begin GIVEN INFORMATION
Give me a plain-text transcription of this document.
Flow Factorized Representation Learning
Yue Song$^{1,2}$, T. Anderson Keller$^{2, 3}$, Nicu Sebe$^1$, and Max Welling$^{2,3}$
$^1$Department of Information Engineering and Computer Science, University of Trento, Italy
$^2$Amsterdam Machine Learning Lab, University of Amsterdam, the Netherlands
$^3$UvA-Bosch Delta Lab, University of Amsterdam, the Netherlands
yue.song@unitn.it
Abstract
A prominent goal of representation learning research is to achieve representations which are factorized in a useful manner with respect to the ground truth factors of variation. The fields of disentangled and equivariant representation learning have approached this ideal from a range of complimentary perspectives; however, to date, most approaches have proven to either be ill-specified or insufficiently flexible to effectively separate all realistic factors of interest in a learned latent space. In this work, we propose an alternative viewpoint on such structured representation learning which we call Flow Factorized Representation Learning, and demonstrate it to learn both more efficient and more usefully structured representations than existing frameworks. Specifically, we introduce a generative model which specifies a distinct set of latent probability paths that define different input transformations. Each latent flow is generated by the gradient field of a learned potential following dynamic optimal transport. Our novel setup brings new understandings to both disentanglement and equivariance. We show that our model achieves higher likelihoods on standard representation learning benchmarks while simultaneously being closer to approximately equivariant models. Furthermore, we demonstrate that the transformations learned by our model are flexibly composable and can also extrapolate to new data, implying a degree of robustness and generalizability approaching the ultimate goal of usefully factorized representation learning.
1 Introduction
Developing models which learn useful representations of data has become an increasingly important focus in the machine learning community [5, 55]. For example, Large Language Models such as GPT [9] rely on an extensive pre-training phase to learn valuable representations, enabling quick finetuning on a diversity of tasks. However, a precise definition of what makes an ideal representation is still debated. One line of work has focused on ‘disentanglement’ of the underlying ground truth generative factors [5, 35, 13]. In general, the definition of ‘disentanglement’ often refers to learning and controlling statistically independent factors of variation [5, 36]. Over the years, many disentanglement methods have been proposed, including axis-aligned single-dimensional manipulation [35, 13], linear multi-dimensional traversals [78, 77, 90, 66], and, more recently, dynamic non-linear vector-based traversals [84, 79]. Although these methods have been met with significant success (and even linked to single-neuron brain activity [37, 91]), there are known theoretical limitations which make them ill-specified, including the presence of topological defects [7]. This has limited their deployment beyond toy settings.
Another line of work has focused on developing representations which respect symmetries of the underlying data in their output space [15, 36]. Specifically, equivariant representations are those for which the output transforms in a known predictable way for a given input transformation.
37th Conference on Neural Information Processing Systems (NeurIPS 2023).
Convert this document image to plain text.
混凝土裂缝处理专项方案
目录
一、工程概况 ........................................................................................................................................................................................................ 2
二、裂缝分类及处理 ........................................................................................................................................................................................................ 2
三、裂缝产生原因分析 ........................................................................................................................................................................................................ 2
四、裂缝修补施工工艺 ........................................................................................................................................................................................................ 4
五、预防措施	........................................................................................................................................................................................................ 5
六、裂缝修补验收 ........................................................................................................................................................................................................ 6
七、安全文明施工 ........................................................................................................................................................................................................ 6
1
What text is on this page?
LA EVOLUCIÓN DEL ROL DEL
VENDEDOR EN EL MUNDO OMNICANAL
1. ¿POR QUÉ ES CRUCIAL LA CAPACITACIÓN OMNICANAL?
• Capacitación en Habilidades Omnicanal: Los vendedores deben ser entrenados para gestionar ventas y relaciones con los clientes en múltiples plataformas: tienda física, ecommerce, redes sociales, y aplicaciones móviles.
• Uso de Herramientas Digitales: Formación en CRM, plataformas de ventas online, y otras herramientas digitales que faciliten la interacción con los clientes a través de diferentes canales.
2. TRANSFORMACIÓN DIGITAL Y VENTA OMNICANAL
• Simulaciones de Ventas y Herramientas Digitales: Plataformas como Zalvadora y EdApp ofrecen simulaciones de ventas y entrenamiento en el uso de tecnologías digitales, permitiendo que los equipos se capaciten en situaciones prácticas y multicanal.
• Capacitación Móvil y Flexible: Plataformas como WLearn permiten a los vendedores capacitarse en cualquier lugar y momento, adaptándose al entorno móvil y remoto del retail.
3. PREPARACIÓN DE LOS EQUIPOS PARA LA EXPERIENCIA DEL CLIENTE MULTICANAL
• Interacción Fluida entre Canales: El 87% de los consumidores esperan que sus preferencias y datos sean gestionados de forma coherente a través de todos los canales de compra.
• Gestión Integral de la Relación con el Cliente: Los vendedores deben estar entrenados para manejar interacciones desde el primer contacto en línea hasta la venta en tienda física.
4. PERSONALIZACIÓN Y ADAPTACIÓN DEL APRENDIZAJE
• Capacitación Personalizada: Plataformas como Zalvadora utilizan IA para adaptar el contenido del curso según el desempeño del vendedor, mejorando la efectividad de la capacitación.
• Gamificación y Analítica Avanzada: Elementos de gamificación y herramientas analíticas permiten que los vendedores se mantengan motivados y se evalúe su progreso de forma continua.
end GIVEN INFORMATION
GIVEN EXERCISE> Take the material above and return all of it exactly.

RESULT OF THE EXERCISE>
Give me a plain-text transcription of this document.
Flow Factorized Representation Learning
Yue Song$^{1,2}$, T. Anderson Keller$^{2, 3}$, Nicu Sebe$^1$, and Max Welling$^{2,3}$
$^1$Department of Information Engineering and Computer Science, University of Trento, Italy
$^2$Amsterdam Machine Learning Lab, University of Amsterdam, the Netherlands
$^3$UvA-Bosch Delta Lab, University of Amsterdam, the Netherlands
yue.song@unitn.it
Abstract
A prominent goal of representation learning research is to achieve representations which are factorized in a useful manner with respect to the ground truth factors of variation. The fields of disentangled and equivariant representation learning have approached this ideal from a range of complimentary perspectives; however, to date, most approaches have proven to either be ill-specified or insufficiently flexible to effectively separate all realistic factors of interest in a learned latent space. In this work, we propose an alternative viewpoint on such structured representation learning which we call Flow Factorized Representation Learning, and demonstrate it to learn both more efficient and more usefully structured representations than existing frameworks. Specifically, we introduce a generative model which specifies a distinct set of latent probability paths that define different input transformations. Each latent flow is generated by the gradient field of a learned potential following dynamic optimal transport. Our novel setup brings new understandings to both disentanglement and equivariance. We show that our model achieves higher likelihoods on standard representation learning benchmarks while simultaneously being closer to approximately equivariant models. Furthermore, we demonstrate that the transformations learned by our model are flexibly composable and can also extrapolate to new data, implying a degree of robustness and generalizability approaching the ultimate goal of usefully factorized representation learning.
1 Introduction
Developing models which learn useful representations of data has become an increasingly important focus in the machine learning community [5, 55]. For example, Large Language Models such as GPT [9] rely on an extensive pre-training phase to learn valuable representations, enabling quick finetuning on a diversity of tasks. However, a precise definition of what makes an ideal representation is still debated. One line of work has focused on ‘disentanglement’ of the underlying ground truth generative factors [5, 35, 13]. In general, the definition of ‘disentanglement’ often refers to learning and controlling statistically independent factors of variation [5, 36]. Over the years, many disentanglement methods have been proposed, including axis-aligned single-dimensional manipulation [35, 13], linear multi-dimensional traversals [78, 77, 90, 66], and, more recently, dynamic non-linear vector-based traversals [84, 79]. Although these methods have been met with significant success (and even linked to single-neuron brain activity [37, 91]), there are known theoretical limitations which make them ill-specified, including the presence of topological defects [7]. This has limited their deployment beyond toy settings.
Another line of work has focused on developing representations which respect symmetries of the underlying data in their output space [15, 36]. Specifically, equivariant representations are those for which the output transforms in a known predictable way for a given input transformation.
37th Conference on Neural Information Processing Systems (NeurIPS 2023).
Convert this document image to plain text.
混凝土裂缝处理专项方案
目录
一、工程概况 ........................................................................................................................................................................................................ 2
二、裂缝分类及处理 ........................................................................................................................................................................................................ 2
三、裂缝产生原因分析 ........................................................................................................................................................................................................ 2
四、裂缝修补施工工艺 ........................................................................................................................................................................................................ 4
五、预防措施	........................................................................................................................................................................................................ 5
六、裂缝修补验收 ........................................................................................................................................................................................................ 6
七、安全文明施工 ........................................................................................................................................................................................................ 6
1
What text is on this page?
LA EVOLUCIÓN DEL ROL DEL
VENDEDOR EN EL MUNDO OMNICANAL
1. ¿POR QUÉ ES CRUCIAL LA CAPACITACIÓN OMNICANAL?
• Capacitación en Habilidades Omnicanal: Los vendedores deben ser entrenados para gestionar ventas y relaciones con los clientes en múltiples plataformas: tienda física, ecommerce, redes sociales, y aplicaciones móviles.
• Uso de Herramientas Digitales: Formación en CRM, plataformas de ventas online, y otras herramientas digitales que faciliten la interacción con los clientes a través de diferentes canales.
2. TRANSFORMACIÓN DIGITAL Y VENTA OMNICANAL
• Simulaciones de Ventas y Herramientas Digitales: Plataformas como Zalvadora y EdApp ofrecen simulaciones de ventas y entrenamiento en el uso de tecnologías digitales, permitiendo que los equipos se capaciten en situaciones prácticas y multicanal.
• Capacitación Móvil y Flexible: Plataformas como WLearn permiten a los vendedores capacitarse en cualquier lugar y momento, adaptándose al entorno móvil y remoto del retail.
3. PREPARACIÓN DE LOS EQUIPOS PARA LA EXPERIENCIA DEL CLIENTE MULTICANAL
• Interacción Fluida entre Canales: El 87% de los consumidores esperan que sus preferencias y datos sean gestionados de forma coherente a través de todos los canales de compra.
• Gestión Integral de la Relación con el Cliente: Los vendedores deben estar entrenados para manejar interacciones desde el primer contacto en línea hasta la venta en tienda física.
4. PERSONALIZACIÓN Y ADAPTACIÓN DEL APRENDIZAJE
• Capacitación Personalizada: Plataformas como Zalvadora utilizan IA para adaptar el contenido del curso según el desempeño del vendedor, mejorando la efectividad de la capacitación.
• Gamificación y Analítica Avanzada: Elementos de gamificación y herramientas analíticas permiten que los vendedores se mantengan motivados y se evalúe su progreso de forma continua.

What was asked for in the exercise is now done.